## SET TASK
Filter the entries below, keeping every line that has the word "lệnh".

## Items listed in a dataset
※

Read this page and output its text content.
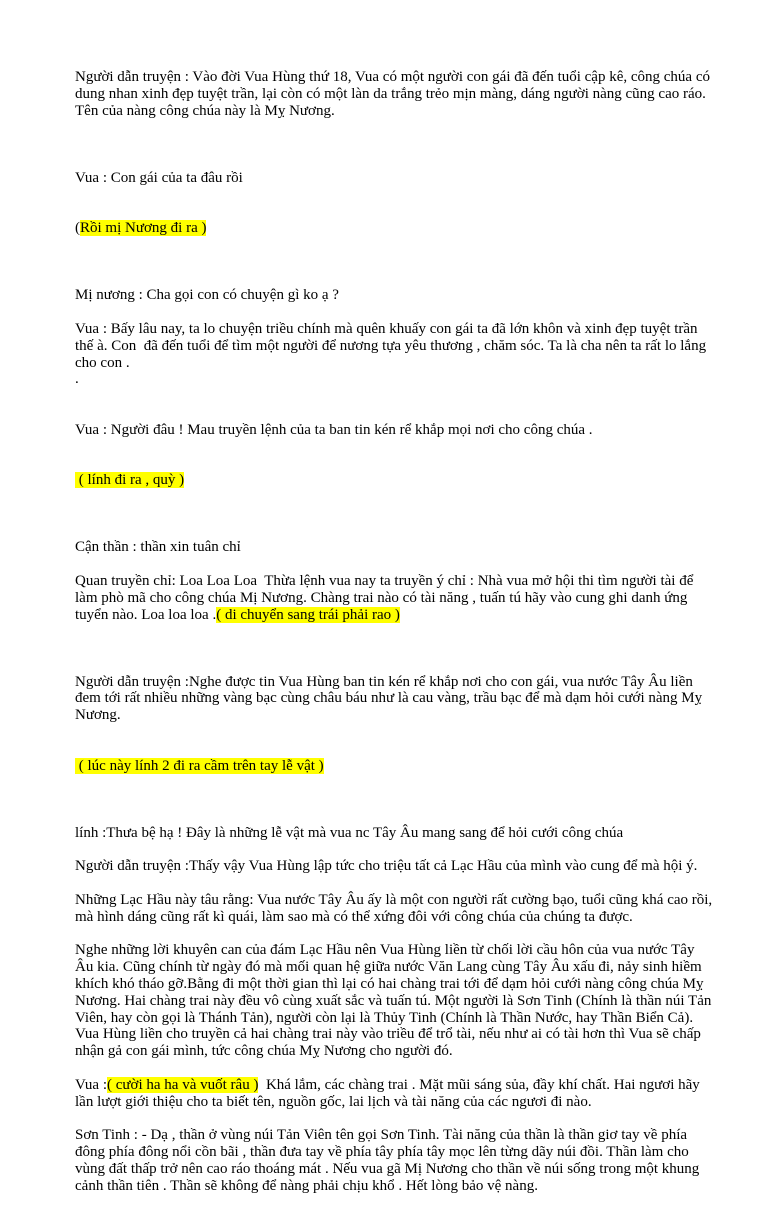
Người dẫn truyện : Vào đời Vua Hùng thứ 18, Vua có một người con gái đã đến tuổi cập kê, công chúa có dung nhan xinh đẹp tuyệt trần, lại còn có một làn da trắng trẻo mịn màng, dáng người nàng cũng cao ráo. Tên của nàng công chúa này là Mỵ Nương.

Vua : Con gái của ta đâu rồi

(Rồi mị Nương đi ra )

Mị nương : Cha gọi con có chuyện gì ko ạ ?

Vua : Bấy lâu nay, ta lo chuyện triều chính mà quên khuấy con gái ta đã lớn khôn và xinh đẹp tuyệt trần thế à. Con  đã đến tuổi để tìm một người để nương tựa yêu thương , chăm sóc. Ta là cha nên ta rất lo lắng cho con .

.

Vua : Người đâu ! Mau truyền lệnh của ta ban tin kén rể khắp mọi nơi cho công chúa .

( lính đi ra , quỳ )

Cận thần : thần xin tuân chỉ

Quan truyền chỉ: Loa Loa Loa  Thừa lệnh vua nay ta truyền ý chỉ : Nhà vua mở hội thi tìm người tài để làm phò mã cho công chúa Mị Nương. Chàng trai nào có tài năng , tuấn tú hãy vào cung ghi danh ứng tuyển nào. Loa loa loa .( di chuyển sang trái phải rao )

Người dẫn truyện :Nghe được tin Vua Hùng ban tin kén rể khắp nơi cho con gái, vua nước Tây Âu liền đem tới rất nhiều những vàng bạc cùng châu báu như là cau vàng, trầu bạc để mà dạm hỏi cưới nàng Mỵ Nương.

( lúc này lính 2 đi ra cầm trên tay lễ vật )

lính :Thưa bệ hạ ! Đây là những lễ vật mà vua nc Tây Âu mang sang để hỏi cưới công chúa

Người dẫn truyện :Thấy vậy Vua Hùng lập tức cho triệu tất cả Lạc Hầu của mình vào cung để mà hội ý.

Những Lạc Hầu này tâu rằng: Vua nước Tây Âu ấy là một con người rất cường bạo, tuổi cũng khá cao rồi, mà hình dáng cũng rất kì quái, làm sao mà có thể xứng đôi với công chúa của chúng ta được.

Nghe những lời khuyên can của đám Lạc Hầu nên Vua Hùng liền từ chối lời cầu hôn của vua nước Tây Âu kia. Cũng chính từ ngày đó mà mối quan hệ giữa nước Văn Lang cùng Tây Âu xấu đi, nảy sinh hiềm khích khó tháo gỡ.Bằng đi một thời gian thì lại có hai chàng trai tới để dạm hỏi cưới nàng công chúa Mỵ Nương. Hai chàng trai này đều vô cùng xuất sắc và tuấn tú. Một người là Sơn Tinh (Chính là thần núi Tản Viên, hay còn gọi là Thánh Tản), người còn lại là Thủy Tinh (Chính là Thần Nước, hay Thần Biển Cả).

Vua Hùng liền cho truyền cả hai chàng trai này vào triều để trổ tài, nếu như ai có tài hơn thì Vua sẽ chấp nhận gả con gái mình, tức công chúa Mỵ Nương cho người đó.

Vua :( cười ha ha và vuốt râu )  Khá lắm, các chàng trai . Mặt mũi sáng sủa, đầy khí chất. Hai ngươi hãy lần lượt giới thiệu cho ta biết tên, nguồn gốc, lai lịch và tài năng của các ngươi đi nào.

Sơn Tinh : - Dạ , thần ở vùng núi Tản Viên tên gọi Sơn Tinh. Tài năng của thần là thần giơ tay về phía đông phía đông nổi cồn bãi , thần đưa tay về phía tây phía tây mọc lên từng dãy núi đồi. Thần làm cho vùng đất thấp trở nên cao ráo thoáng mát . Nếu vua gã Mị Nương cho thần về núi sống trong một khung cảnh thần tiên . Thần sẽ không để nàng phải chịu khổ . Hết lòng bảo vệ nàng.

※

## PROBLEM SOLUTION
Vua : Người đâu ! Mau truyền lệnh của ta ban tin kén rể khắp mọi nơi cho công chúa .
Quan truyền chỉ: Loa Loa Loa  Thừa lệnh vua nay ta truyền ý chỉ : Nhà vua mở hội thi tìm người tài để làm phò mã cho công chúa Mị Nương. Chàng trai nào có tài năng , tuấn tú hãy vào cung ghi danh ứng tuyển nào. Loa loa loa .( di chuyển sang trái phải rao )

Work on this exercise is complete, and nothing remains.